• **WHAT TO PRODUCE**:
Determine how many lines contain the string "companies". Reply with that figure and nothing else.
※
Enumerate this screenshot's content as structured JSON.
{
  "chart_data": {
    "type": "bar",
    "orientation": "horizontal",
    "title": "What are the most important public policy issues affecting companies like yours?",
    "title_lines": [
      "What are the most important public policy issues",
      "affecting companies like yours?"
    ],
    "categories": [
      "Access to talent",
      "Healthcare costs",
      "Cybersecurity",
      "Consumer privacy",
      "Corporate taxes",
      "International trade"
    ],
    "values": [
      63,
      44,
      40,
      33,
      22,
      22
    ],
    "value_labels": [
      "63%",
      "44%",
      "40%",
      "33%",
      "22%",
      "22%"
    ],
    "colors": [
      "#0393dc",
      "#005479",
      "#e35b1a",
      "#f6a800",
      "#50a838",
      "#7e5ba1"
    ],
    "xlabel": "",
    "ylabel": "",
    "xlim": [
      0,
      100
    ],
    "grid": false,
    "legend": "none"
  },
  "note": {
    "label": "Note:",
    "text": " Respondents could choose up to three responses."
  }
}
※
• **TASK SOLUTION**:
2